**PAGE TEXT**
Troubleshooting

Common problems and their solutions.


Installation issues

PyTorch Geometric installation fails

ImportError: No module named 'torch_geometric'

Fix: Install PyG matching your PyTorch/CUDA version:

# PyTorch 2.4 with CUDA 12.1
pip install torch_geometric
pip install torch_scatter torch_sparse torch_cluster -f https://data.pyg.org/whl/torch-2.4.0+cu121.html

Alternatively, use Conda:

conda install pyg -c pyg

NumPy/SciPy version mismatch

UserWarning: A NumPy version >=1.17.3 and <1.25.0 is required

Fix: This warning appears when SciPy was compiled against an older NumPy. It’s generally harmless for GARAGE’s usage. To fix, re-install the environment:

conda create --name venv_garage python=3.12.5
conda activate venv_garage
pip install -r requirements_garage.txt

Runtime errors

CUDA out of memory

RuntimeError: CUDA out of memory. Tried to allocate ...

Fixes (in order of preference):

  1. Reduce leakage_fraction in config.py (0.2 → 0.1).

  2. Reduce the GAN batch size (edit garage.py).

  3. Run on CPU by modifying garage.py:

    DEVICE = torch.device("cpu")
    
  4. For CBMC specifically, the 7,895 × 2,000 matrix with KNN graph can be memory-intensive. Consider using a CPU-only run.

File not found

FileNotFoundError: [Errno 2] No such file or directory: 'data/cell_types/...'

Fix: Ensure you’re running from the repository root:

cd /path/to/GARAGE
python -m data_generation.garage --dataset yan

Data shape mismatch

ValueError: shapes (124,10564) and (150,100) not aligned

Fix: The generated file may be from a different dataset than the one specified. Check:

  • --dataset flag matches the input the generator was trained on.

  • The --gen_csv file corresponds to the correct dataset.

Leiden returns 1 cluster

Best resolution: 0.10 | ARI: 0.00  (only 1 cluster found)

Fix: The resolution sweep range is too low for your data. Edit the range in data_validation/data_validation.py:

RESOLUTION_RANGES = {
    "my_dataset": np.arange(0.01, 5.01, 0.05),  # Wider range
}

Leiden returns too many clusters (1 per cell)

Best resolution: 3.00 | ARI: 0.00  (n_clusters = n_cells)

Fix: The resolution is too high. Narrow the range:

RESOLUTION_RANGES = {
    "my_dataset": np.arange(0.05, 1.01, 0.05),
}

Training problems

GAT loss doesn’t decrease

epoch    0: loss=2.302, acc=0.140
epoch 1000: loss=2.301, acc=0.142
epoch 7000: loss=2.298, acc=0.145

Fix: The GAT is not learning. Check:

  1. The expression matrix might be on a scale that confuses the network. Try scaling to \([0, 1]\).

  2. The cell-type labels might not be parseable. Check DATASET_CONFIG['your_dataset']['label_col'].

  3. Reduce the learning rate in the GAT’s Adam optimiser.

**MATERIAL PROVIDED**
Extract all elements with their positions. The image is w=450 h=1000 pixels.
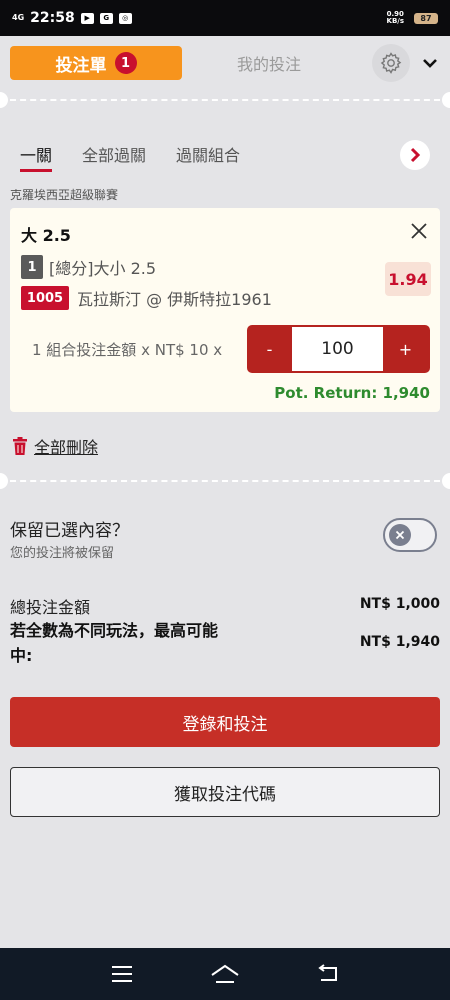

**WHAT YOU NEED TO DO**
Set down the troubleshooting page verbatim from "2. Reduce the" to "a CPU-only run.".

**TASK SOLUTION**
2. Reduce the GAN batch size (edit garage.py).

  3. Run on CPU by modifying garage.py:

    DEVICE = torch.device("cpu")
    
  4. For CBMC specifically, the 7,895 × 2,000 matrix with KNN graph can be memory-intensive. Consider using a CPU-only run.